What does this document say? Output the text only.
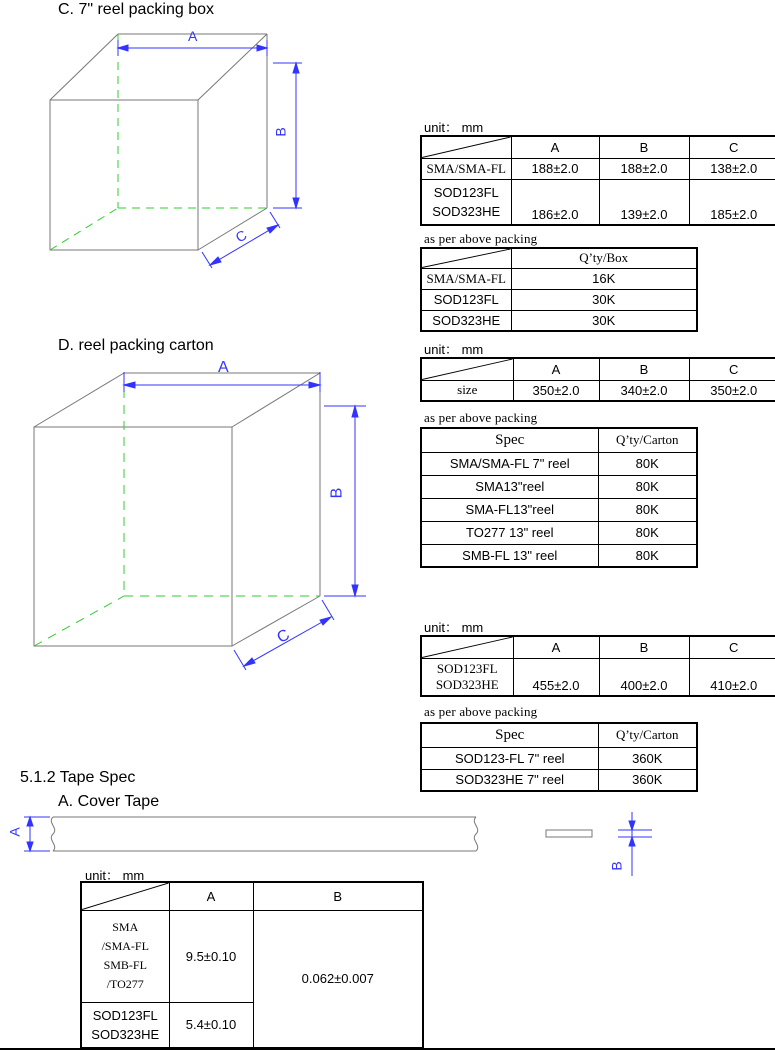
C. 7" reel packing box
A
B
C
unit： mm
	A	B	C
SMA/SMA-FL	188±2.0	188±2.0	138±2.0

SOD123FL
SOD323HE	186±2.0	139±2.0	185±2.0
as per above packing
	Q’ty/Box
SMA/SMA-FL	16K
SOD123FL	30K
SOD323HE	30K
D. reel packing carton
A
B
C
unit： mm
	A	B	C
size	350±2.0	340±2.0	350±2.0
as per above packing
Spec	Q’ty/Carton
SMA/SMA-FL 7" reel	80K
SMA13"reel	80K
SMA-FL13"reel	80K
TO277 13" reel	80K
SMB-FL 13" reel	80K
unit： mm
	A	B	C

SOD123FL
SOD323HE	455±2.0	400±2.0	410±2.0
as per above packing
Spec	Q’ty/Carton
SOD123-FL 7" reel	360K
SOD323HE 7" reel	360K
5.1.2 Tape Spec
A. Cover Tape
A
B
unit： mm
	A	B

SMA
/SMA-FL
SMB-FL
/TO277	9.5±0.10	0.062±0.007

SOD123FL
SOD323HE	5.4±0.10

####################

> **PROBLEM DESCRIPTION**
Repeat the material above in full and unchanged, minus its images.

> **OUTPUT FOR THIS EXERCISE**
What does this document say? Output the text only.
C. 7" reel packing box
A
B
C
unit： mm
	A	B	C
SMA/SMA-FL	188±2.0	188±2.0	138±2.0

SOD123FL
SOD323HE	186±2.0	139±2.0	185±2.0
as per above packing
	Q’ty/Box
SMA/SMA-FL	16K
SOD123FL	30K
SOD323HE	30K
D. reel packing carton
A
B
C
unit： mm
	A	B	C
size	350±2.0	340±2.0	350±2.0
as per above packing
Spec	Q’ty/Carton
SMA/SMA-FL 7" reel	80K
SMA13"reel	80K
SMA-FL13"reel	80K
TO277 13" reel	80K
SMB-FL 13" reel	80K
unit： mm
	A	B	C

SOD123FL
SOD323HE	455±2.0	400±2.0	410±2.0
as per above packing
Spec	Q’ty/Carton
SOD123-FL 7" reel	360K
SOD323HE 7" reel	360K
5.1.2 Tape Spec
A. Cover Tape
A
B
unit： mm
	A	B

SMA
/SMA-FL
SMB-FL
/TO277	9.5±0.10	0.062±0.007

SOD123FL
SOD323HE	5.4±0.10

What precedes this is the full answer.